Records from a data source >>

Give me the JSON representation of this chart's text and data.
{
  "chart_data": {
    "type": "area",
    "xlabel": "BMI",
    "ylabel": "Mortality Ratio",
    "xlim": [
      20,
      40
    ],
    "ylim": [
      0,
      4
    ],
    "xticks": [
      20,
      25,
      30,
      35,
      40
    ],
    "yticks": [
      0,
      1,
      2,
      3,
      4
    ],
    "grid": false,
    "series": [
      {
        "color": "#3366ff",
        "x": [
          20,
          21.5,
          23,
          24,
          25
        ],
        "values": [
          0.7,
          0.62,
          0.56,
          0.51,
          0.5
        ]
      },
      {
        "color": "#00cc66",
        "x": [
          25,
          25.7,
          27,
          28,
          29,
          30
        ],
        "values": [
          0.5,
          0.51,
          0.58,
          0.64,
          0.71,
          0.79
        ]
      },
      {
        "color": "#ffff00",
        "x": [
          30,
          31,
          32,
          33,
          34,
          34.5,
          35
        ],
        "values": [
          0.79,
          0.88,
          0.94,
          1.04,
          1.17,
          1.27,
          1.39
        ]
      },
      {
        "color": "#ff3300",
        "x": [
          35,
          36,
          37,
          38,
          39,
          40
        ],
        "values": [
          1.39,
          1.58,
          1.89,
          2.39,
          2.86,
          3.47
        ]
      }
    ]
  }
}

Task prompt >> Find all lines holding the string "color" and copy them.

Complete answer >>
        "color": "#3366ff",
        "color": "#00cc66",
        "color": "#ffff00",
        "color": "#ff3300",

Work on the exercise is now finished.